▶ _Exercise objective_
Reproduce every one of the records below verbatim, line for line.

Layout region records

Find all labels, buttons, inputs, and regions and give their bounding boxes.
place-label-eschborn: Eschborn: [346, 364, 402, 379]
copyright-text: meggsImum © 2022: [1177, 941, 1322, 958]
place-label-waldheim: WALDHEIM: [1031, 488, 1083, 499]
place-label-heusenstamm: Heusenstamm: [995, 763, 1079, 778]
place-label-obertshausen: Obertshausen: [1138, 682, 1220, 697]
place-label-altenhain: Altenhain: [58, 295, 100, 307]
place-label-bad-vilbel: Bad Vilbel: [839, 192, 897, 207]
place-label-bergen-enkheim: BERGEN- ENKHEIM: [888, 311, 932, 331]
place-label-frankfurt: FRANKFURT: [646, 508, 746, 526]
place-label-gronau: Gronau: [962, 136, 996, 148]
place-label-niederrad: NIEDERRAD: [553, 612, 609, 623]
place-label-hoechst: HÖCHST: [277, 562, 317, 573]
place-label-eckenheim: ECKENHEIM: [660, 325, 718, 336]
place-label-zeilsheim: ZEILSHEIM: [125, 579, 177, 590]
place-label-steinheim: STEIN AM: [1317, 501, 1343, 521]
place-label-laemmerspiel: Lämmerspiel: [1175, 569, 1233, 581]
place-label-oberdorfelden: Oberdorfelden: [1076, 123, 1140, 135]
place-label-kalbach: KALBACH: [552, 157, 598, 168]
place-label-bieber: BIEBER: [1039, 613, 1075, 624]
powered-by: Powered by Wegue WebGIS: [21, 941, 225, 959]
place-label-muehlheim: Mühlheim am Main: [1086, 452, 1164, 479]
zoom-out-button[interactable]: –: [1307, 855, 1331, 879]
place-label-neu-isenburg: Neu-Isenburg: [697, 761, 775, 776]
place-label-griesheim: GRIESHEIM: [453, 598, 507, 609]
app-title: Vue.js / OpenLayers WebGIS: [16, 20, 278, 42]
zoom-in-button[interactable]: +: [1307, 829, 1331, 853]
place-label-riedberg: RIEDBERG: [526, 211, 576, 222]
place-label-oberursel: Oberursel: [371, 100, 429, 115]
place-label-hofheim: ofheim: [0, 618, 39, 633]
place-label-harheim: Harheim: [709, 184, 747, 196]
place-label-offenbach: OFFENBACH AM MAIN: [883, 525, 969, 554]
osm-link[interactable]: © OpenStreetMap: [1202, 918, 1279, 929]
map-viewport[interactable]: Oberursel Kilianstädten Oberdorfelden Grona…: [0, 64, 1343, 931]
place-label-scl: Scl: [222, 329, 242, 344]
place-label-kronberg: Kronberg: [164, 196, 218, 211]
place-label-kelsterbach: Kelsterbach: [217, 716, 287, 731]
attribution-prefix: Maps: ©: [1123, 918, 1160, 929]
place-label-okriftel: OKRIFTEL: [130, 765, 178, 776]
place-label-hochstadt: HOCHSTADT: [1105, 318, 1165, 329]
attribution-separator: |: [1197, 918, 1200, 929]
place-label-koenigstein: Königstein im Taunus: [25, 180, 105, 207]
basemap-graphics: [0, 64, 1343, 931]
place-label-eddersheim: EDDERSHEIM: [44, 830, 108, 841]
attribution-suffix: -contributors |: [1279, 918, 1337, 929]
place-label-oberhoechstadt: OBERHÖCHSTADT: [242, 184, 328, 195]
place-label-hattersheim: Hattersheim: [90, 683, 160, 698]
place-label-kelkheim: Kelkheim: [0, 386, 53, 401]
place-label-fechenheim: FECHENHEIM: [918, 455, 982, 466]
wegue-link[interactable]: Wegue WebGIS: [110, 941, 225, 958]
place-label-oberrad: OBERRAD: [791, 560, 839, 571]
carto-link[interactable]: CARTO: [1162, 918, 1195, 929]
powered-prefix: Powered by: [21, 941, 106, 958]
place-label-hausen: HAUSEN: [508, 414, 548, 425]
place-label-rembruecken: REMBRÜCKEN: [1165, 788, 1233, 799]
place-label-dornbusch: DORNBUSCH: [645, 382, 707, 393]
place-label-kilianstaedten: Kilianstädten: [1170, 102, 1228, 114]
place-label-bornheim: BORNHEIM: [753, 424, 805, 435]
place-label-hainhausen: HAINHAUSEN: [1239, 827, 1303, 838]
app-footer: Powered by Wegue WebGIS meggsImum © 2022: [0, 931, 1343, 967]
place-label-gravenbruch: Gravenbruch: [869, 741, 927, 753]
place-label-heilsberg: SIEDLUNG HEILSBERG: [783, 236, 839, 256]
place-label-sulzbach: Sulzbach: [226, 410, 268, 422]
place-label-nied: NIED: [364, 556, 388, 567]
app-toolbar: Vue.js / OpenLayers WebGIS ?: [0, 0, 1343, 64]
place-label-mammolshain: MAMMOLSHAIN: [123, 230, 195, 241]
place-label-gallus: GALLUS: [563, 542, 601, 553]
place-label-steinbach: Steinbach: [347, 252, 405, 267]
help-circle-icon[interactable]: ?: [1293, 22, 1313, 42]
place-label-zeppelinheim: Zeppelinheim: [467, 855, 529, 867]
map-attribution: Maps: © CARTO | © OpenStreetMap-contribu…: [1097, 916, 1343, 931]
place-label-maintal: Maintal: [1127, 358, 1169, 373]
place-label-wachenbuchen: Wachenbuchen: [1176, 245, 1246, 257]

▶ _Result for this exercise_
Find all labels, buttons, inputs, and regions and give their bounding boxes.
place-label-eschborn: Eschborn: [346, 364, 402, 379]
copyright-text: meggsImum © 2022: [1177, 941, 1322, 958]
place-label-waldheim: WALDHEIM: [1031, 488, 1083, 499]
place-label-heusenstamm: Heusenstamm: [995, 763, 1079, 778]
place-label-obertshausen: Obertshausen: [1138, 682, 1220, 697]
place-label-altenhain: Altenhain: [58, 295, 100, 307]
place-label-bad-vilbel: Bad Vilbel: [839, 192, 897, 207]
place-label-bergen-enkheim: BERGEN- ENKHEIM: [888, 311, 932, 331]
place-label-frankfurt: FRANKFURT: [646, 508, 746, 526]
place-label-gronau: Gronau: [962, 136, 996, 148]
place-label-niederrad: NIEDERRAD: [553, 612, 609, 623]
place-label-hoechst: HÖCHST: [277, 562, 317, 573]
place-label-eckenheim: ECKENHEIM: [660, 325, 718, 336]
place-label-zeilsheim: ZEILSHEIM: [125, 579, 177, 590]
place-label-steinheim: STEIN AM: [1317, 501, 1343, 521]
place-label-laemmerspiel: Lämmerspiel: [1175, 569, 1233, 581]
place-label-oberdorfelden: Oberdorfelden: [1076, 123, 1140, 135]
place-label-kalbach: KALBACH: [552, 157, 598, 168]
place-label-bieber: BIEBER: [1039, 613, 1075, 624]
powered-by: Powered by Wegue WebGIS: [21, 941, 225, 959]
place-label-muehlheim: Mühlheim am Main: [1086, 452, 1164, 479]
zoom-out-button[interactable]: –: [1307, 855, 1331, 879]
place-label-neu-isenburg: Neu-Isenburg: [697, 761, 775, 776]
place-label-griesheim: GRIESHEIM: [453, 598, 507, 609]
app-title: Vue.js / OpenLayers WebGIS: [16, 20, 278, 42]
zoom-in-button[interactable]: +: [1307, 829, 1331, 853]
place-label-riedberg: RIEDBERG: [526, 211, 576, 222]
place-label-oberursel: Oberursel: [371, 100, 429, 115]
place-label-hofheim: ofheim: [0, 618, 39, 633]
place-label-harheim: Harheim: [709, 184, 747, 196]
place-label-offenbach: OFFENBACH AM MAIN: [883, 525, 969, 554]
osm-link[interactable]: © OpenStreetMap: [1202, 918, 1279, 929]
map-viewport[interactable]: Oberursel Kilianstädten Oberdorfelden Grona…: [0, 64, 1343, 931]
place-label-scl: Scl: [222, 329, 242, 344]
place-label-kronberg: Kronberg: [164, 196, 218, 211]
place-label-kelsterbach: Kelsterbach: [217, 716, 287, 731]
attribution-prefix: Maps: ©: [1123, 918, 1160, 929]
place-label-okriftel: OKRIFTEL: [130, 765, 178, 776]
place-label-hochstadt: HOCHSTADT: [1105, 318, 1165, 329]
attribution-separator: |: [1197, 918, 1200, 929]
place-label-koenigstein: Königstein im Taunus: [25, 180, 105, 207]
basemap-graphics: [0, 64, 1343, 931]
place-label-eddersheim: EDDERSHEIM: [44, 830, 108, 841]
attribution-suffix: -contributors |: [1279, 918, 1337, 929]
place-label-oberhoechstadt: OBERHÖCHSTADT: [242, 184, 328, 195]
place-label-hattersheim: Hattersheim: [90, 683, 160, 698]
place-label-kelkheim: Kelkheim: [0, 386, 53, 401]
place-label-fechenheim: FECHENHEIM: [918, 455, 982, 466]
wegue-link[interactable]: Wegue WebGIS: [110, 941, 225, 958]
place-label-oberrad: OBERRAD: [791, 560, 839, 571]
carto-link[interactable]: CARTO: [1162, 918, 1195, 929]
powered-prefix: Powered by: [21, 941, 106, 958]
place-label-hausen: HAUSEN: [508, 414, 548, 425]
place-label-rembruecken: REMBRÜCKEN: [1165, 788, 1233, 799]
place-label-dornbusch: DORNBUSCH: [645, 382, 707, 393]
place-label-kilianstaedten: Kilianstädten: [1170, 102, 1228, 114]
place-label-bornheim: BORNHEIM: [753, 424, 805, 435]
place-label-hainhausen: HAINHAUSEN: [1239, 827, 1303, 838]
app-footer: Powered by Wegue WebGIS meggsImum © 2022: [0, 931, 1343, 967]
place-label-gravenbruch: Gravenbruch: [869, 741, 927, 753]
place-label-heilsberg: SIEDLUNG HEILSBERG: [783, 236, 839, 256]
place-label-sulzbach: Sulzbach: [226, 410, 268, 422]
place-label-nied: NIED: [364, 556, 388, 567]
app-toolbar: Vue.js / OpenLayers WebGIS ?: [0, 0, 1343, 64]
place-label-mammolshain: MAMMOLSHAIN: [123, 230, 195, 241]
place-label-gallus: GALLUS: [563, 542, 601, 553]
place-label-steinbach: Steinbach: [347, 252, 405, 267]
help-circle-icon[interactable]: ?: [1293, 22, 1313, 42]
place-label-zeppelinheim: Zeppelinheim: [467, 855, 529, 867]
map-attribution: Maps: © CARTO | © OpenStreetMap-contribu…: [1097, 916, 1343, 931]
place-label-maintal: Maintal: [1127, 358, 1169, 373]
place-label-wachenbuchen: Wachenbuchen: [1176, 245, 1246, 257]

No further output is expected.